— START OF Input records —

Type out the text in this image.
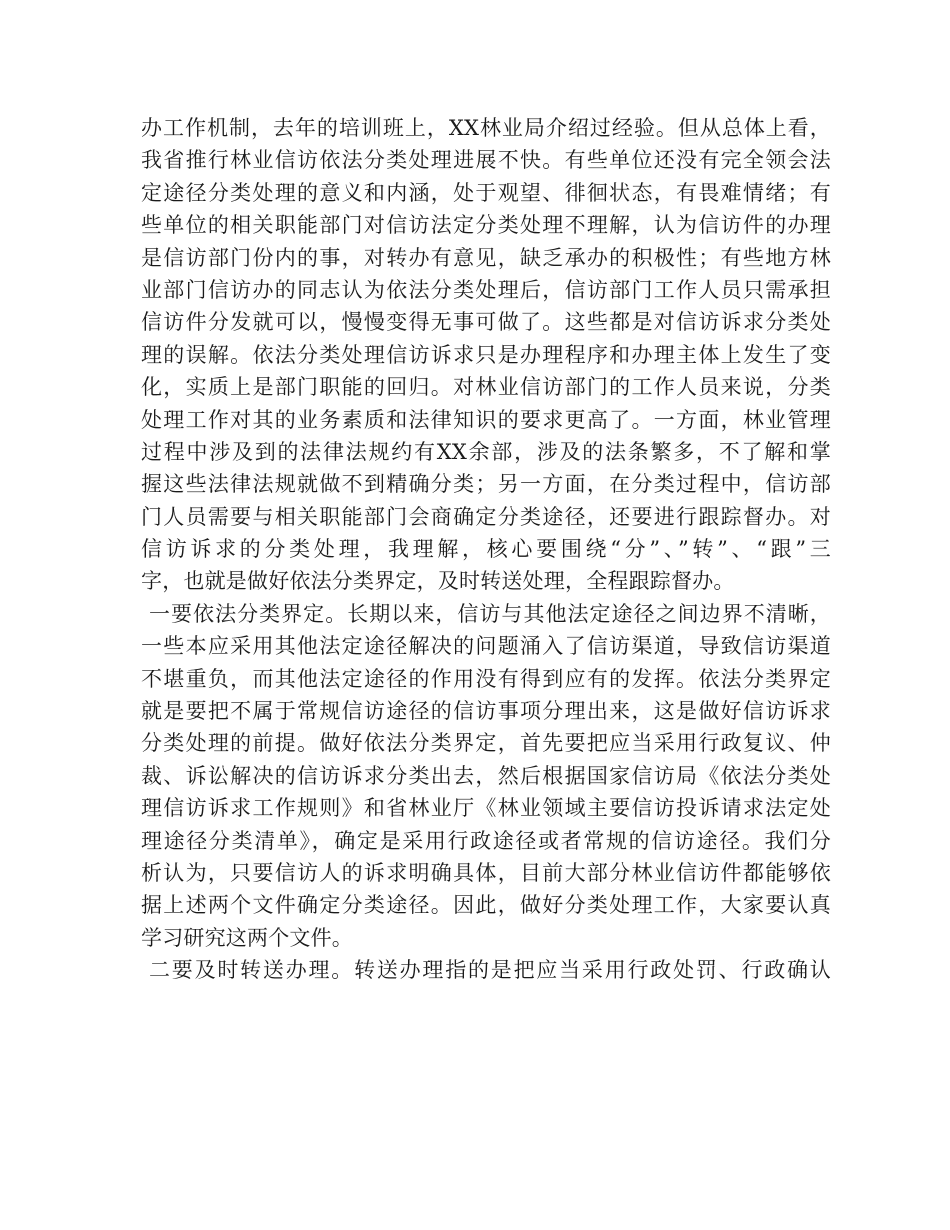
办工作机制，去年的培训班上，XX林业局介绍过经验。但从总体上看，
我省推行林业信访依法分类处理进展不快。有些单位还没有完全领会法
定途径分类处理的意义和内涵，处于观望、徘徊状态，有畏难情绪；有
些单位的相关职能部门对信访法定分类处理不理解，认为信访件的办理
是信访部门份内的事，对转办有意见，缺乏承办的积极性；有些地方林
业部门信访办的同志认为依法分类处理后，信访部门工作人员只需承担
信访件分发就可以，慢慢变得无事可做了。这些都是对信访诉求分类处
理的误解。依法分类处理信访诉求只是办理程序和办理主体上发生了变
化，实质上是部门职能的回归。对林业信访部门的工作人员来说，分类
处理工作对其的业务素质和法律知识的要求更高了。一方面，林业管理
过程中涉及到的法律法规约有XX余部，涉及的法条繁多，不了解和掌
握这些法律法规就做不到精确分类；另一方面，在分类过程中，信访部
门人员需要与相关职能部门会商确定分类途径，还要进行跟踪督办。对
信访诉求的分类处理，我理解，核心要围绕“分”、”转”、“跟”三
字，也就是做好依法分类界定，及时转送处理，全程跟踪督办。
一要依法分类界定。长期以来，信访与其他法定途径之间边界不清晰，
一些本应采用其他法定途径解决的问题涌入了信访渠道，导致信访渠道
不堪重负，而其他法定途径的作用没有得到应有的发挥。依法分类界定
就是要把不属于常规信访途径的信访事项分理出来，这是做好信访诉求
分类处理的前提。做好依法分类界定，首先要把应当采用行政复议、仲
裁、诉讼解决的信访诉求分类出去，然后根据国家信访局《依法分类处
理信访诉求工作规则》和省林业厅《林业领域主要信访投诉请求法定处
理途径分类清单》，确定是采用行政途径或者常规的信访途径。我们分
析认为，只要信访人的诉求明确具体，目前大部分林业信访件都能够依
据上述两个文件确定分类途径。因此，做好分类处理工作，大家要认真
学习研究这两个文件。
二要及时转送办理。转送办理指的是把应当采用行政处罚、行政确认
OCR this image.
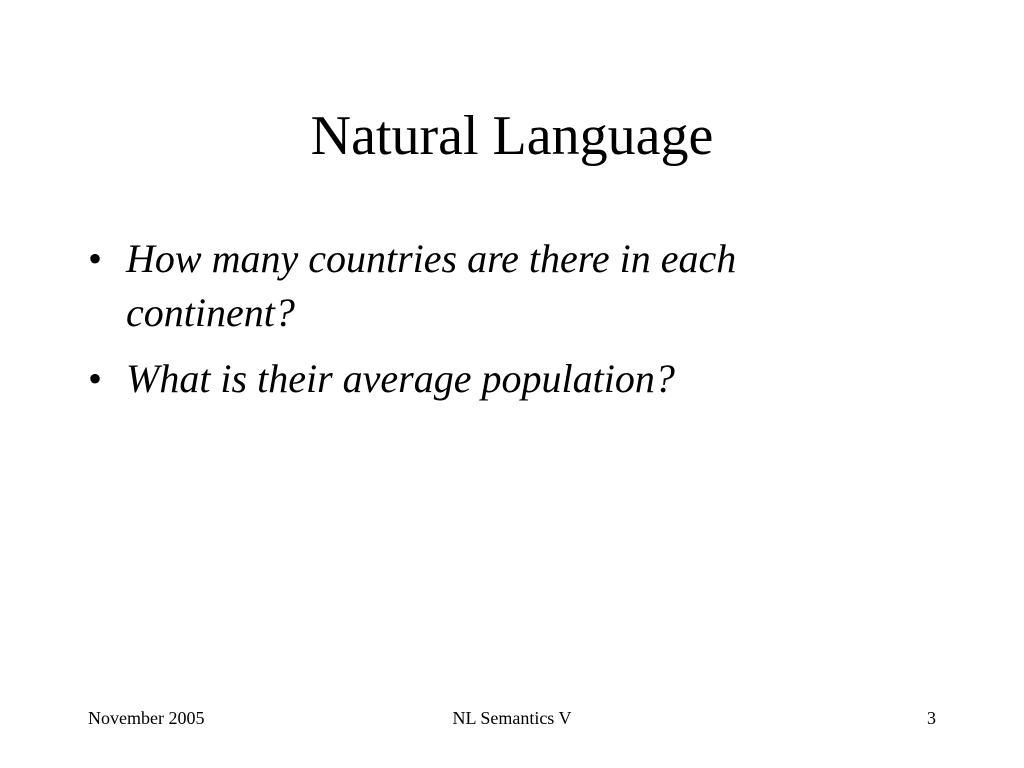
Natural Language
• How many countries are there in each continent?
• What is their average population?
November 2005	NL Semantics V	3
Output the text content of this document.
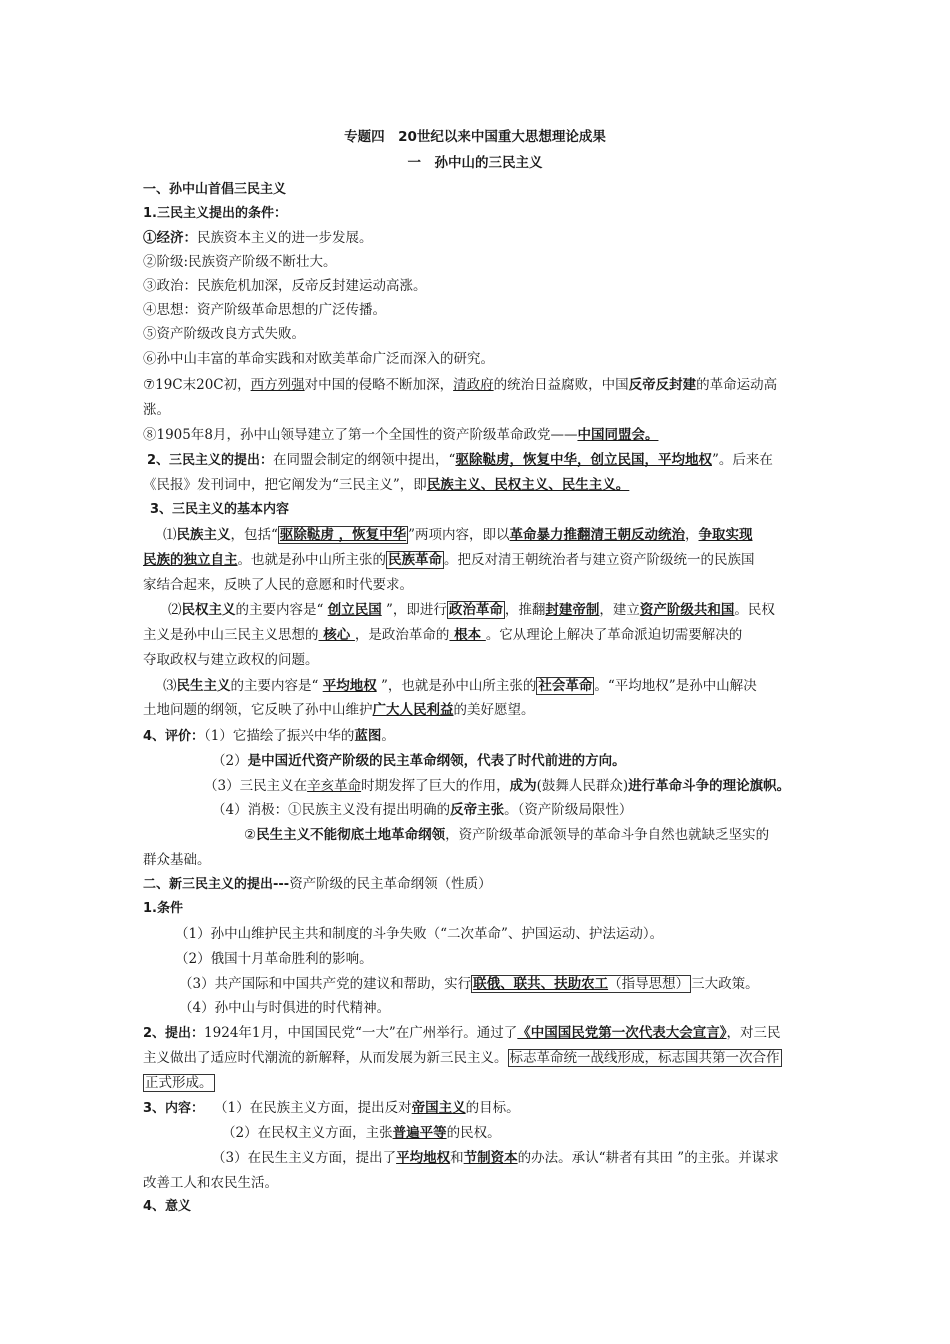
专题四　20世纪以来中国重大思想理论成果
一　孙中山的三民主义
一、孙中山首倡三民主义
1.三民主义提出的条件：
①经济：民族资本主义的进一步发展。
②阶级:民族资产阶级不断壮大。
③政治：民族危机加深，反帝反封建运动高涨。
④思想：资产阶级革命思想的广泛传播。
⑤资产阶级改良方式失败。
⑥孙中山丰富的革命实践和对欧美革命广泛而深入的研究。
⑦19C末20C初，西方列强对中国的侵略不断加深，清政府的统治日益腐败，中国反帝反封建的革命运动高
涨。
⑧1905年8月，孙中山领导建立了第一个全国性的资产阶级革命政党——中国同盟会。
2、三民主义的提出：在同盟会制定的纲领中提出，“驱除鞑虏，恢复中华，创立民国，平均地权”。后来在
《民报》发刊词中，把它阐发为“三民主义”，即民族主义、民权主义、民生主义。
3、三民主义的基本内容
⑴民族主义，包括“ 驱除鞑虏 ，恢复中华 ”两项内容，即以革命暴力推翻清王朝反动统治，争取实现
民族的独立自主。也就是孙中山所主张的 民族革命 。把反对清王朝统治者与建立资产阶级统一的民族国
家结合起来，反映了人民的意愿和时代要求。
⑵民权主义的主要内容是“ 创立民国 ”，即进行 政治革命 ，推翻封建帝制，建立资产阶级共和国。民权
主义是孙中山三民主义思想的 核心 ，是政治革命的 根本 。它从理论上解决了革命派迫切需要解决的
夺取政权与建立政权的问题。
⑶民生主义的主要内容是“ 平均地权 ”，也就是孙中山所主张的 社会革命 。“平均地权”是孙中山解决
土地问题的纲领，它反映了孙中山维护广大人民利益的美好愿望。
4、评价：（1）它描绘了振兴中华的蓝图。
（2）是中国近代资产阶级的民主革命纲领，代表了时代前进的方向。
（3）三民主义在辛亥革命时期发挥了巨大的作用，成为(鼓舞人民群众)进行革命斗争的理论旗帜。
（4）消极：①民族主义没有提出明确的反帝主张。（资产阶级局限性）
②民生主义不能彻底土地革命纲领，资产阶级革命派领导的革命斗争自然也就缺乏坚实的
群众基础。
二、新三民主义的提出---资产阶级的民主革命纲领（性质）
1.条件
（1）孙中山维护民主共和制度的斗争失败（“二次革命”、护国运动、护法运动）。
（2）俄国十月革命胜利的影响。
（3）共产国际和中国共产党的建议和帮助，实行 联俄、联共、扶助农工（指导思想） 三大政策。
（4）孙中山与时俱进的时代精神。
2、提出：1924年1月，中国国民党“一大”在广州举行。通过了《中国国民党第一次代表大会宣言》，对三民
主义做出了适应时代潮流的新解释，从而发展为新三民主义。 标志革命统一战线形成，标志国共第一次合作
正式形成。
3、内容： （1）在民族主义方面，提出反对帝国主义的目标。
（2）在民权主义方面，主张普遍平等的民权。
（3）在民生主义方面，提出了平均地权和节制资本的办法。承认“耕者有其田 ”的主张。并谋求
改善工人和农民生活。
4、意义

— END OF Input records —

= What this task involves =
Copy the records above exactly, leaving out every picture.

= Reply =
Type out the text in this image.
办工作机制，去年的培训班上，XX林业局介绍过经验。但从总体上看，
我省推行林业信访依法分类处理进展不快。有些单位还没有完全领会法
定途径分类处理的意义和内涵，处于观望、徘徊状态，有畏难情绪；有
些单位的相关职能部门对信访法定分类处理不理解，认为信访件的办理
是信访部门份内的事，对转办有意见，缺乏承办的积极性；有些地方林
业部门信访办的同志认为依法分类处理后，信访部门工作人员只需承担
信访件分发就可以，慢慢变得无事可做了。这些都是对信访诉求分类处
理的误解。依法分类处理信访诉求只是办理程序和办理主体上发生了变
化，实质上是部门职能的回归。对林业信访部门的工作人员来说，分类
处理工作对其的业务素质和法律知识的要求更高了。一方面，林业管理
过程中涉及到的法律法规约有XX余部，涉及的法条繁多，不了解和掌
握这些法律法规就做不到精确分类；另一方面，在分类过程中，信访部
门人员需要与相关职能部门会商确定分类途径，还要进行跟踪督办。对
信访诉求的分类处理，我理解，核心要围绕“分”、”转”、“跟”三
字，也就是做好依法分类界定，及时转送处理，全程跟踪督办。
一要依法分类界定。长期以来，信访与其他法定途径之间边界不清晰，
一些本应采用其他法定途径解决的问题涌入了信访渠道，导致信访渠道
不堪重负，而其他法定途径的作用没有得到应有的发挥。依法分类界定
就是要把不属于常规信访途径的信访事项分理出来，这是做好信访诉求
分类处理的前提。做好依法分类界定，首先要把应当采用行政复议、仲
裁、诉讼解决的信访诉求分类出去，然后根据国家信访局《依法分类处
理信访诉求工作规则》和省林业厅《林业领域主要信访投诉请求法定处
理途径分类清单》，确定是采用行政途径或者常规的信访途径。我们分
析认为，只要信访人的诉求明确具体，目前大部分林业信访件都能够依
据上述两个文件确定分类途径。因此，做好分类处理工作，大家要认真
学习研究这两个文件。
二要及时转送办理。转送办理指的是把应当采用行政处罚、行政确认
OCR this image.
Natural Language
• How many countries are there in each continent?
• What is their average population?
November 2005	NL Semantics V	3
Output the text content of this document.
专题四　20世纪以来中国重大思想理论成果
一　孙中山的三民主义
一、孙中山首倡三民主义
1.三民主义提出的条件：
①经济：民族资本主义的进一步发展。
②阶级:民族资产阶级不断壮大。
③政治：民族危机加深，反帝反封建运动高涨。
④思想：资产阶级革命思想的广泛传播。
⑤资产阶级改良方式失败。
⑥孙中山丰富的革命实践和对欧美革命广泛而深入的研究。
⑦19C末20C初，西方列强对中国的侵略不断加深，清政府的统治日益腐败，中国反帝反封建的革命运动高
涨。
⑧1905年8月，孙中山领导建立了第一个全国性的资产阶级革命政党——中国同盟会。
2、三民主义的提出：在同盟会制定的纲领中提出，“驱除鞑虏，恢复中华，创立民国，平均地权”。后来在
《民报》发刊词中，把它阐发为“三民主义”，即民族主义、民权主义、民生主义。
3、三民主义的基本内容
⑴民族主义，包括“ 驱除鞑虏 ，恢复中华 ”两项内容，即以革命暴力推翻清王朝反动统治，争取实现
民族的独立自主。也就是孙中山所主张的 民族革命 。把反对清王朝统治者与建立资产阶级统一的民族国
家结合起来，反映了人民的意愿和时代要求。
⑵民权主义的主要内容是“ 创立民国 ”，即进行 政治革命 ，推翻封建帝制，建立资产阶级共和国。民权
主义是孙中山三民主义思想的 核心 ，是政治革命的 根本 。它从理论上解决了革命派迫切需要解决的
夺取政权与建立政权的问题。
⑶民生主义的主要内容是“ 平均地权 ”，也就是孙中山所主张的 社会革命 。“平均地权”是孙中山解决
土地问题的纲领，它反映了孙中山维护广大人民利益的美好愿望。
4、评价：（1）它描绘了振兴中华的蓝图。
（2）是中国近代资产阶级的民主革命纲领，代表了时代前进的方向。
（3）三民主义在辛亥革命时期发挥了巨大的作用，成为(鼓舞人民群众)进行革命斗争的理论旗帜。
（4）消极：①民族主义没有提出明确的反帝主张。（资产阶级局限性）
②民生主义不能彻底土地革命纲领，资产阶级革命派领导的革命斗争自然也就缺乏坚实的
群众基础。
二、新三民主义的提出---资产阶级的民主革命纲领（性质）
1.条件
（1）孙中山维护民主共和制度的斗争失败（“二次革命”、护国运动、护法运动）。
（2）俄国十月革命胜利的影响。
（3）共产国际和中国共产党的建议和帮助，实行 联俄、联共、扶助农工（指导思想） 三大政策。
（4）孙中山与时俱进的时代精神。
2、提出：1924年1月，中国国民党“一大”在广州举行。通过了《中国国民党第一次代表大会宣言》，对三民
主义做出了适应时代潮流的新解释，从而发展为新三民主义。 标志革命统一战线形成，标志国共第一次合作
正式形成。
3、内容： （1）在民族主义方面，提出反对帝国主义的目标。
（2）在民权主义方面，主张普遍平等的民权。
（3）在民生主义方面，提出了平均地权和节制资本的办法。承认“耕者有其田 ”的主张。并谋求
改善工人和农民生活。
4、意义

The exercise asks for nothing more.